====== Text extract ======
Not good. At least Tenacity should work on this one.


----------



## Greendoc (Mar 24, 2018)

Green said:


> Not good. At least Tenacity should work on this one.


Only aquatic label Glyphosate is approved near the waterways. I know of several non Glyphosate grass herbicides, but none of them are allowed near water. I never thought this would be a problem, but reading the entire article and seeing the pictures of the Bent growing into the ditches. What a mess.


----------



## Green (Dec 24, 2017)

Greendoc said:


> Green said:
> 
> 
> > Not good. At least Tenacity should work on this one.
> ...


Yeah, that's really not good if no herbicides are used in those areas.
By the way, I wonder what crops other than corn, Mesotrione is used on, and whether it would even work on the roundup resistant bentgrass. I know it's such a small part of the solution, but it's still something I hope is useful.


----------



## Greendoc (Mar 24, 2018)
====== Material ======
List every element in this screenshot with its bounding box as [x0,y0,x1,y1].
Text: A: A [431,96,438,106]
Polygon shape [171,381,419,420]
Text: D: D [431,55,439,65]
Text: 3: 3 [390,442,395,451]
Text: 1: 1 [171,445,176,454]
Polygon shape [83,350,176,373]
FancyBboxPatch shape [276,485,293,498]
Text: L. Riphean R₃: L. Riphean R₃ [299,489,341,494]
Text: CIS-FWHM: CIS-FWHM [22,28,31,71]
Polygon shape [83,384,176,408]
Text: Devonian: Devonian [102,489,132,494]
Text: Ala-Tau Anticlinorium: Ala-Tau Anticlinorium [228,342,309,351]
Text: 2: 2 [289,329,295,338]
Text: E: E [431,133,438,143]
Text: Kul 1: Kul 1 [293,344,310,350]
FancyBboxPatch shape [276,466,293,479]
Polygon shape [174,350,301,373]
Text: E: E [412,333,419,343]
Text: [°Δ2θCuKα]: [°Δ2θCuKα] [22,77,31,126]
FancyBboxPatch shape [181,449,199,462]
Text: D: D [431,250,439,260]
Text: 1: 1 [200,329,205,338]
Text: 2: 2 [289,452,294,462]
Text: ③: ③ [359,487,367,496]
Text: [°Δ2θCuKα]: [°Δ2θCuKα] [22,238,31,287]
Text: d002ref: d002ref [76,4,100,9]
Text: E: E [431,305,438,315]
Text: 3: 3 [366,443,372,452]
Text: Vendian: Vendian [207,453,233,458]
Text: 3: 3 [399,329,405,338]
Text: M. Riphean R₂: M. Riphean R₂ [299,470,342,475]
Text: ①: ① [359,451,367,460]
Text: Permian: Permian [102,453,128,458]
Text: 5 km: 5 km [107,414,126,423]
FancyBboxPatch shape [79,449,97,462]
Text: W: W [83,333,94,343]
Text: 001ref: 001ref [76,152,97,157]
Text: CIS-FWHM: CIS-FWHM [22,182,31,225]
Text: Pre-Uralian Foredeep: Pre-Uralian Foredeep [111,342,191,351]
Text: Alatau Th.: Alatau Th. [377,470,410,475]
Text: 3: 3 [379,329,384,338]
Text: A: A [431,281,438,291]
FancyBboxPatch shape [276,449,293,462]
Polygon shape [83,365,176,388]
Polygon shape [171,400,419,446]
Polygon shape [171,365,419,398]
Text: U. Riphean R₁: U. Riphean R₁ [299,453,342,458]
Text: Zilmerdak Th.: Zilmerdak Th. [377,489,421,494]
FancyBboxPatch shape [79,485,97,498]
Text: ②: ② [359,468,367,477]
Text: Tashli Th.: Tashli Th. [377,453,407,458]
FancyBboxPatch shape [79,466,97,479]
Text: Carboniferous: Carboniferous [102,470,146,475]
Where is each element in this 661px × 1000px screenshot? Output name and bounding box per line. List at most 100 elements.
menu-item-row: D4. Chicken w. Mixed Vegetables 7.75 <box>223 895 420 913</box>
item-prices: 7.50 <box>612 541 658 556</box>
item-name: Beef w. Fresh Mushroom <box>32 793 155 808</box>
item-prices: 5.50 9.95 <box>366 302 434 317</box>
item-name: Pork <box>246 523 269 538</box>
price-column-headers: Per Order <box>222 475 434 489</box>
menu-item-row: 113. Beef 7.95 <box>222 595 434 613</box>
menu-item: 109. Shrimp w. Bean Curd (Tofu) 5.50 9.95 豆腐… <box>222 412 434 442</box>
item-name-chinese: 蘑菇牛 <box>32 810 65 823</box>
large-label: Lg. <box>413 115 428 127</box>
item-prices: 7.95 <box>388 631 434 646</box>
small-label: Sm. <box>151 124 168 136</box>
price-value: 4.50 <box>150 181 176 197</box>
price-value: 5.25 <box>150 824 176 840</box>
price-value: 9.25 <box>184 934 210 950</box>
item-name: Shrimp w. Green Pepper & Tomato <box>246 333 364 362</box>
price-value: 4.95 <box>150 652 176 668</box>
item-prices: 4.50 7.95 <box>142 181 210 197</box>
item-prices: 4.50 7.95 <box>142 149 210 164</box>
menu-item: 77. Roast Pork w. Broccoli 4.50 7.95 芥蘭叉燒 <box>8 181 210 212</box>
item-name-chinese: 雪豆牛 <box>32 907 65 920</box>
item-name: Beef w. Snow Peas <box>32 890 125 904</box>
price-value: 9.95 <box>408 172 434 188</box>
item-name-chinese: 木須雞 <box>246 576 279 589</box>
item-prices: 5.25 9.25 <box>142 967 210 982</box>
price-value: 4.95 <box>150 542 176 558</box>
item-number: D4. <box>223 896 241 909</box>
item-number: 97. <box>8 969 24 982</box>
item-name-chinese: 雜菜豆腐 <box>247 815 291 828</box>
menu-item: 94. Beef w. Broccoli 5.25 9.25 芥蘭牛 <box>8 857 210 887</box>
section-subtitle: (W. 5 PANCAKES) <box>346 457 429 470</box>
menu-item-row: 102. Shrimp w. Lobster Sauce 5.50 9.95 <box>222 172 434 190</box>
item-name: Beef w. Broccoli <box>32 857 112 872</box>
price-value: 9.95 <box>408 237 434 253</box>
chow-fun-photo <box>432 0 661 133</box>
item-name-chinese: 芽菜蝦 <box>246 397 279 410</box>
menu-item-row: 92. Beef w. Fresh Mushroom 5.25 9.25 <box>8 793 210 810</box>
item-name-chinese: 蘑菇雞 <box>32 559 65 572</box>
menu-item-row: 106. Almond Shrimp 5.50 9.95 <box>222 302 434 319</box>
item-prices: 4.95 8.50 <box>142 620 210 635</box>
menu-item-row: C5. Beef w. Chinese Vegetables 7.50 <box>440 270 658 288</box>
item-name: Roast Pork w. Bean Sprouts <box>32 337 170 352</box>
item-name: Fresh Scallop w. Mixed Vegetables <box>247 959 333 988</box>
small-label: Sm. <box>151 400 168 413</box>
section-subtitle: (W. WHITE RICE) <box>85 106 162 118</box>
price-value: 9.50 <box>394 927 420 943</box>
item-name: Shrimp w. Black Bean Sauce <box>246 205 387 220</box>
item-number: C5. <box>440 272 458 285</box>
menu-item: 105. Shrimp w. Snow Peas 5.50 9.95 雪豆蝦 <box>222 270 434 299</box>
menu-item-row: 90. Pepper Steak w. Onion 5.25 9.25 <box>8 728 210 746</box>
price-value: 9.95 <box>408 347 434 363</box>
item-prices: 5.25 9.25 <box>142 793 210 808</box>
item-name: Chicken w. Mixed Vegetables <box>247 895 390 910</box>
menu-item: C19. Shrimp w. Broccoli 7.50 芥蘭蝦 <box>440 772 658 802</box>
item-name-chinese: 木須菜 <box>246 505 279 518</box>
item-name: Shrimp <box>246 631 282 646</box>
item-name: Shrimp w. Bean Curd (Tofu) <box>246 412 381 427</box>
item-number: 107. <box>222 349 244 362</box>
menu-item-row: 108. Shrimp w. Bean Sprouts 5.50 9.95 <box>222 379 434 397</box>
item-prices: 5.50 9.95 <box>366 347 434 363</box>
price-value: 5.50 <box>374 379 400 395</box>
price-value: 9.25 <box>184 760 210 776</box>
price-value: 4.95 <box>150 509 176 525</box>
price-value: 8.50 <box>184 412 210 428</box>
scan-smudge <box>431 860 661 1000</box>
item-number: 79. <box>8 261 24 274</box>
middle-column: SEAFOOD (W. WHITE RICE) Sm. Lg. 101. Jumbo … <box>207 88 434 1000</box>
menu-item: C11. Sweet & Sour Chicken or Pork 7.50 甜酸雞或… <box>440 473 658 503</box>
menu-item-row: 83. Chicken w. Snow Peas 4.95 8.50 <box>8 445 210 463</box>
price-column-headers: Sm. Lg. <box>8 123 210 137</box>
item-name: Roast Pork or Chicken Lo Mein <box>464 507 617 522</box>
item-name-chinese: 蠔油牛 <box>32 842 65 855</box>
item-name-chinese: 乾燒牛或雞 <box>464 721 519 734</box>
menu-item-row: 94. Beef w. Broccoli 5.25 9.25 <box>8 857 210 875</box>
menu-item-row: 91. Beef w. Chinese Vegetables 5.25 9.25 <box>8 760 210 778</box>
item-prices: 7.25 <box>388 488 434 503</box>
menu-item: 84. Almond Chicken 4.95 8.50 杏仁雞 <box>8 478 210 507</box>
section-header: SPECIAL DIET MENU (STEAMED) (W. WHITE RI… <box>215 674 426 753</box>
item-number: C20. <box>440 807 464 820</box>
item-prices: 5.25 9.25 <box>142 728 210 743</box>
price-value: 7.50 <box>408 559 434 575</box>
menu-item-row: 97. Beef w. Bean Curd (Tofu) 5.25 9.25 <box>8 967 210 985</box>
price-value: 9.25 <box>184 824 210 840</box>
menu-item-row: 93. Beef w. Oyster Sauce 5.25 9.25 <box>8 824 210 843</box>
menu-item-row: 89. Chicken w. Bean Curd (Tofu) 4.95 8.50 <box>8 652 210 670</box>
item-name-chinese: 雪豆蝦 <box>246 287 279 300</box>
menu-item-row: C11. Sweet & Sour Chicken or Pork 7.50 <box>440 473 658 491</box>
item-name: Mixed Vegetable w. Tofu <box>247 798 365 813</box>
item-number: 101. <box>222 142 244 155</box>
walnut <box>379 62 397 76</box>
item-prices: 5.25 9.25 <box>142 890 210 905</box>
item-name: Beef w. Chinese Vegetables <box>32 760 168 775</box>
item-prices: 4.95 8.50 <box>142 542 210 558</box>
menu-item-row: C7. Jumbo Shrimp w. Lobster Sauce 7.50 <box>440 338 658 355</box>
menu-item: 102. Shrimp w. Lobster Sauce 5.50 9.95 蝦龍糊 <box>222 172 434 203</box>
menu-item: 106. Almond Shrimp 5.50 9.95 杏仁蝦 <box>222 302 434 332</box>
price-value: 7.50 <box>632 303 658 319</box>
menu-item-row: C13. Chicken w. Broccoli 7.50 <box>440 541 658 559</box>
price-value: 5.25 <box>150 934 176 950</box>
======
Problems:
(1) Copy the bentgrass herbicide thread word for word, starting at "Yeah, that's really" and ending at "hope is useful.".
(2) Write the next part of the bentgrass herbicide thread, picking up right after its last line.
The listing has nothing to do with what is asked here.

In response:
(1)
Yeah, that's really not good if no herbicides are used in those areas.
By the way, I wonder what crops other than corn, Mesotrione is used on, and whether it would even work on the roundup resistant bentgrass. I know it's such a small part of the solution, but it's still something I hope is useful.

(2)
As far as I know, Mesotrione is sold as Calisto for AG use. Cranberries, Asparagus, Blueberries, and Sugarcane are the ones I know off of the top of my head. In tree crops, farmers are allowed to use Paraquat + Simazine or Paraquat + Diuron. For the field crops such as Soybeans, Vegetables, and Cotton, a common product is either Sethoxydim or Clethodim. Grass killers. Again, other herbicides that would work are specifically prohibited for usage near water.


----------



## Greenrebellion (Jun 13, 2018)

I formerly wished for roundup ready KBG but then after reading about the Bentgrass issue a year or two back I realized that it was probably a bad idea. I believe glyphosate resistant KBG was in development at some point, not sure if it is still in process.


----------



## social port (Jun 19, 2017)

@Greenrebellion 
You may find this interesting
https://thelawnforum.com/viewtopic.php?f=9&t=1459&p=27047&hilit=Round+up+bluegrass#p27047


----------



## Greenrebellion (Jun 13, 2018)

social port said:


> @Greenrebellion
> You may find this interesting
> https://thelawnforum.com/viewtopic.php?f=9&t=1459&p=27047&hilit=Round+up+bluegrass#p27047


wow, scary


----------



## Green (Dec 24, 2017)

Greenrebellion said:


> I believe glyphosate resistant KBG was in development at some point, not sure if it is still in process.


Tall Fescue, too, I heard a few years ago.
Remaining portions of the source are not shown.